_INSTRUCTION:_ Counting only lines that hold "هفته", give the total and nothing more.

╭─ EXTRACTED DATA

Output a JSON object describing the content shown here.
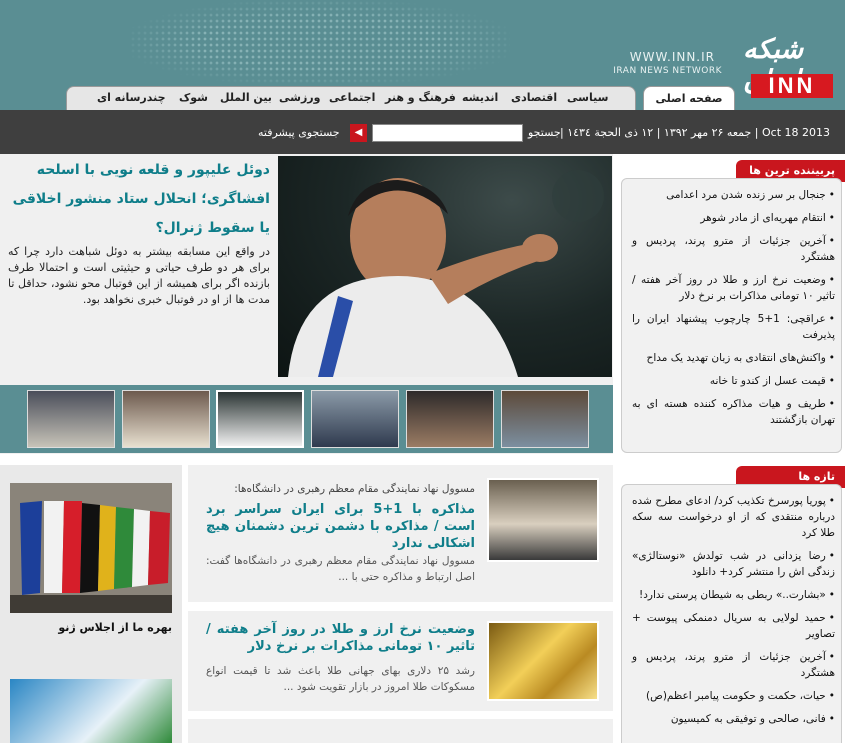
{
  "site": {
    "url": "WWW.INN.IR",
    "network": "IRAN NEWS NETWORK",
    "logo_fa": "شبکه ایران",
    "logo_en": "INN"
  },
  "nav": {
    "home": "صفحه اصلی",
    "items": [
      "سیاسی",
      "اقتصادی",
      "اندیشه",
      "فرهنگ و هنر",
      "اجتماعی",
      "ورزشی",
      "بین الملل",
      "شوک",
      "چندرسانه ای"
    ]
  },
  "topbar": {
    "date": "Oct 18 2013 | جمعه ۲۶ مهر ۱۳۹۲ | ۱۲ ذی الحجة ۱٤۳٤ |",
    "search_label": "جستجو",
    "search_value": "",
    "advanced": "جستجوی پیشرفته"
  },
  "featured": {
    "title": "دوئل علیپور و قلعه نویی با اسلحه افشاگری؛ انحلال ستاد منشور اخلاقی یا سقوط ژنرال؟",
    "summary": "در واقع این مسابقه بیشتر به دوئل شباهت دارد چرا که برای هر دو طرف حیاتی و حیثیتی است و احتمالا طرف بازنده اگر برای همیشه از این فوتبال محو نشود، حداقل تا مدت ها از او در فوتبال خبری نخواهد بود."
  },
  "sidebar": {
    "popular_title": "پربیننده ترین ها",
    "popular": [
      "جنجال بر سر زنده شدن مرد اعدامی",
      "انتقام مهریه‌ای از مادر شوهر",
      "آخرین جزئیات از مترو پرند، پردیس و هشتگرد",
      "وضعیت نرخ ارز و طلا در روز آخر هفته / تاثیر ۱۰ تومانی مذاکرات بر نرخ دلار",
      "عراقچی: 1+5 چارچوب پیشنهاد ایران را پذیرفت",
      "واکنش‌های انتقادی به زبان تهدید یک مداح",
      "قیمت عسل از کندو تا خانه",
      "طریف و هیات مذاکره کننده هسته ای به تهران بازگشتند"
    ],
    "latest_title": "تازه ها",
    "latest": [
      "پوریا پورسرخ تکذیب کرد/ ادعای مطرح شده درباره منتقدی که از او درخواست سه سکه طلا کرد",
      "رضا یزدانی در شب تولدش «نوستالژی» زندگی اش را منتشر کرد+ دانلود",
      "«بشارت..» ربطی به شیطان پرستی ندارد!",
      "حمید لولایی به سریال دمنمکی پیوست + تصاویر",
      "آخرین جزئیات از مترو پرند، پردیس و هشتگرد",
      "حیات، حکمت و حکومت پیامبر اعظم(ص)",
      "فانی، صالحی و توفیقی به کمیسیون"
    ]
  },
  "side_panel": {
    "caption": "بهره ما از اجلاس ژنو"
  },
  "stories": [
    {
      "kicker": "مسوول نهاد نمایندگی مقام معظم رهبری در دانشگاه‌ها:",
      "title": "مذاکره با 1+5 برای ایران سراسر برد است / مذاکره با دشمن ترین دشمنان هیچ اشکالی ندارد",
      "text": "مسوول نهاد نمایندگی مقام معظم رهبری در دانشگاه‌ها گفت: اصل ارتباط و مذاکره حتی با ..."
    },
    {
      "kicker": "",
      "title": "وضعیت نرخ ارز و طلا در روز آخر هفته / تاثیر ۱۰ تومانی مذاکرات بر نرخ دلار",
      "text": "رشد ۲۵ دلاری بهای جهانی طلا باعث شد تا قیمت انواع مسکوکات طلا امروز در بازار تقویت شود ..."
    }
  ]
}
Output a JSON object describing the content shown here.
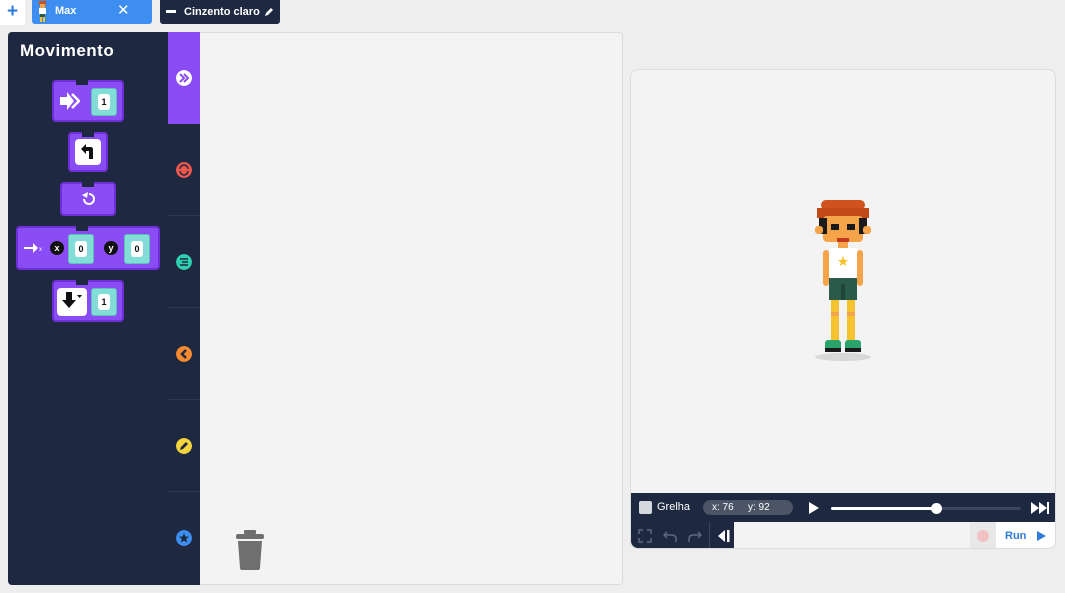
{
  "topbar": {
    "add_label": "+",
    "sprite_tab": {
      "name": "Max",
      "close_label": "✕"
    },
    "background_tab": {
      "name": "Cinzento claro"
    }
  },
  "palette": {
    "title": "Movimento",
    "blocks": [
      {
        "name": "move-forward-block",
        "value": "1"
      },
      {
        "name": "turn-block"
      },
      {
        "name": "reset-rotation-block"
      },
      {
        "name": "go-to-xy-block",
        "x_label": "x",
        "x_value": "0",
        "y_label": "y",
        "y_value": "0"
      },
      {
        "name": "move-direction-block",
        "value": "1"
      }
    ]
  },
  "categories": [
    {
      "name": "movement",
      "color": "#ffffff",
      "active": true
    },
    {
      "name": "looks",
      "color": "#f0584f"
    },
    {
      "name": "sound",
      "color": "#2fd0b0"
    },
    {
      "name": "events",
      "color": "#f58a2f"
    },
    {
      "name": "pen",
      "color": "#f5d53d"
    },
    {
      "name": "custom",
      "color": "#3d8ef0"
    }
  ],
  "stage": {
    "grid_label": "Grelha",
    "coord_x": "x: 76",
    "coord_y": "y: 92",
    "speed_fraction": 0.55,
    "run_label": "Run"
  },
  "colors": {
    "accent_blue": "#3d8ef0",
    "navy": "#1e2840",
    "block_purple": "#8a4cf5",
    "socket_cyan": "#82ddd8"
  }
}
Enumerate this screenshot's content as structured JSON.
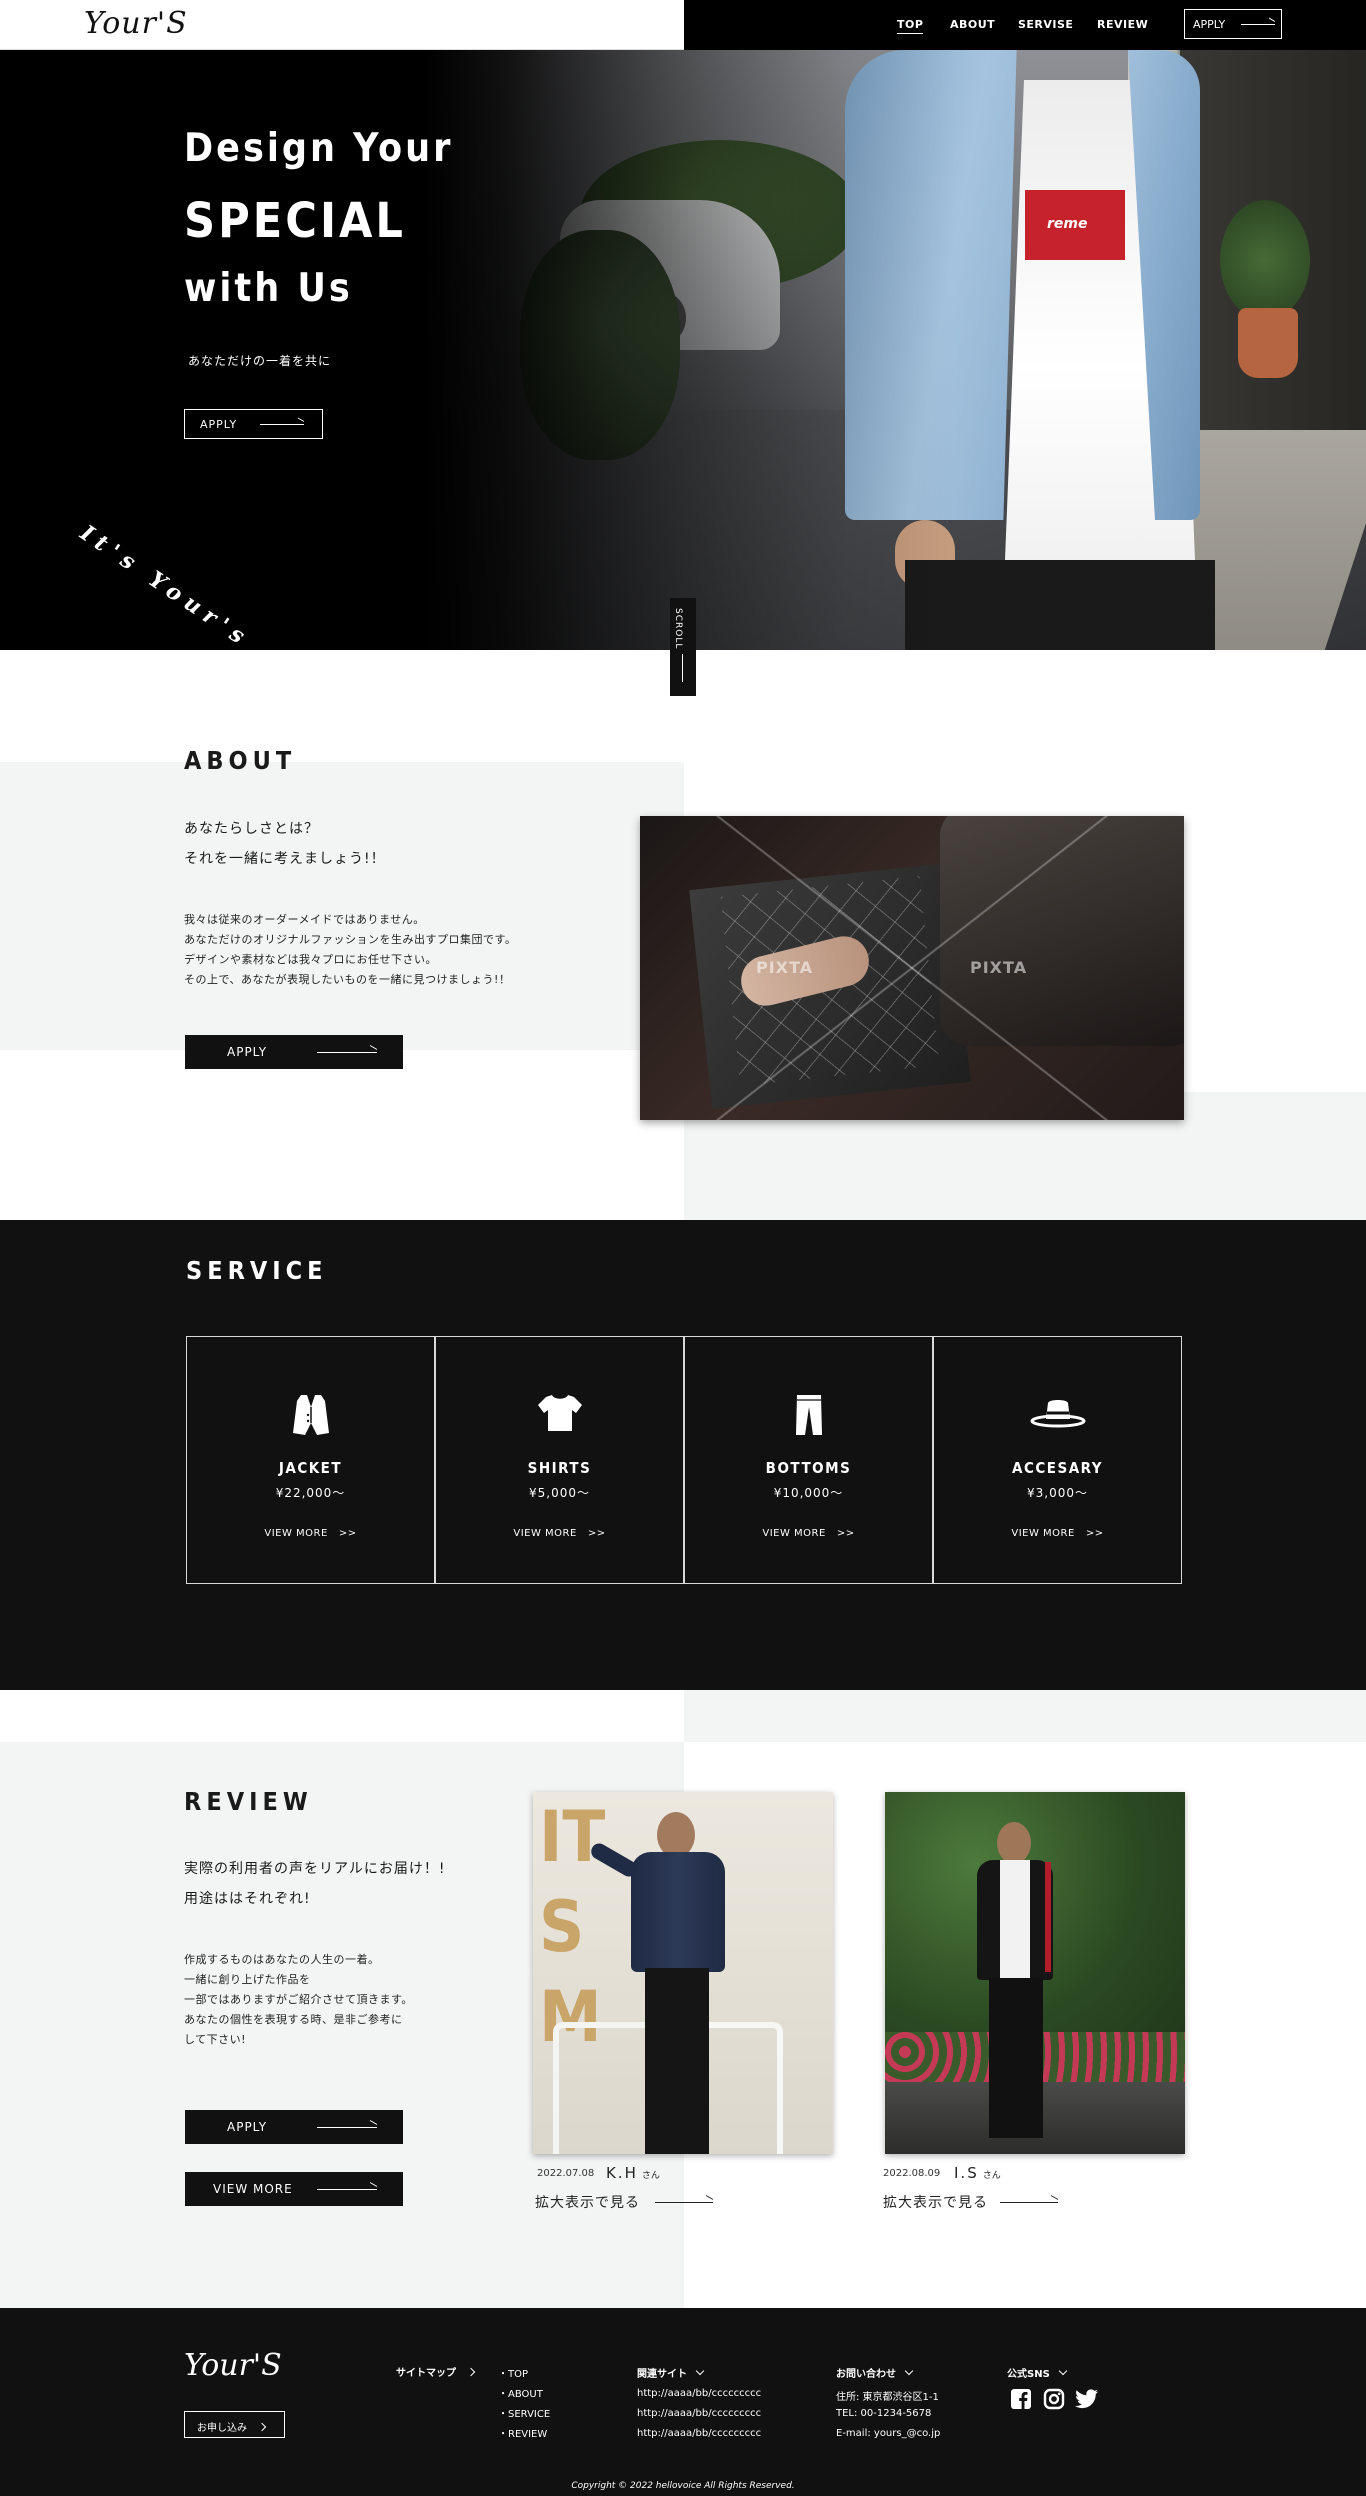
{
  "header": {
    "logo": "Your'S",
    "nav": [
      "TOP",
      "ABOUT",
      "SERVISE",
      "REVIEW"
    ],
    "apply": "APPLY"
  },
  "hero": {
    "line1": "Design Your",
    "line2": "SPECIAL",
    "line3": "with Us",
    "sub": "あなただけの一着を共に",
    "apply": "APPLY",
    "tagline": "It's Your's",
    "scroll": "SCROLL",
    "shirt_print": "reme"
  },
  "about": {
    "title": "ABOUT",
    "lead1": "あなたらしさとは？",
    "lead2": "それを一緒に考えましょう!！",
    "body": [
      "我々は従来のオーダーメイドではありません。",
      "あなただけのオリジナルファッションを生み出すプロ集団です。",
      "デザインや素材などは我々プロにお任せ下さい。",
      "その上で、あなたが表現したいものを一緒に見つけましょう!！"
    ],
    "apply": "APPLY",
    "watermark": "PIXTA"
  },
  "service": {
    "title": "SERVICE",
    "cards": [
      {
        "icon": "vest-icon",
        "name": "JACKET",
        "price": "¥22,000～",
        "more": "VIEW MORE"
      },
      {
        "icon": "tshirt-icon",
        "name": "SHIRTS",
        "price": "¥5,000～",
        "more": "VIEW MORE"
      },
      {
        "icon": "pants-icon",
        "name": "BOTTOMS",
        "price": "¥10,000～",
        "more": "VIEW MORE"
      },
      {
        "icon": "hat-icon",
        "name": "ACCESARY",
        "price": "¥3,000～",
        "more": "VIEW MORE"
      }
    ]
  },
  "review": {
    "title": "REVIEW",
    "lead1": "実際の利用者の声をリアルにお届け！!",
    "lead2": "用途ははそれぞれ!",
    "body": [
      "作成するものはあなたの人生の一着。",
      "一緒に創り上げた作品を",
      "一部ではありますがご紹介させて頂きます。",
      "あなたの個性を表現する時、是非ご参考に",
      "して下さい!"
    ],
    "apply": "APPLY",
    "view_more": "VIEW MORE",
    "wall_letters": "IT\nS\nM",
    "items": [
      {
        "date": "2022.07.08",
        "name": "K.H",
        "suffix": "さん",
        "link": "拡大表示で見る"
      },
      {
        "date": "2022.08.09",
        "name": "I.S",
        "suffix": "さん",
        "link": "拡大表示で見る"
      }
    ]
  },
  "footer": {
    "logo": "Your'S",
    "apply_btn": "お申し込み",
    "sitemap_label": "サイトマップ",
    "sitemap": [
      "・TOP",
      "・ABOUT",
      "・SERVICE",
      "・REVIEW"
    ],
    "related_label": "関連サイト",
    "related": [
      "http://aaaa/bb/ccccccccc",
      "http://aaaa/bb/ccccccccc",
      "http://aaaa/bb/ccccccccc"
    ],
    "contact_label": "お問い合わせ",
    "contact": [
      "住所: 東京都渋谷区1-1",
      "TEL: 00-1234-5678",
      "E-mail: yours_@co.jp"
    ],
    "sns_label": "公式SNS",
    "sns": [
      "facebook-icon",
      "instagram-icon",
      "twitter-icon"
    ],
    "copyright": "Copyright © 2022 hellovoice All Rights Reserved."
  }
}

╰─

_ANSWER TO THIS PROBLEM:_ 2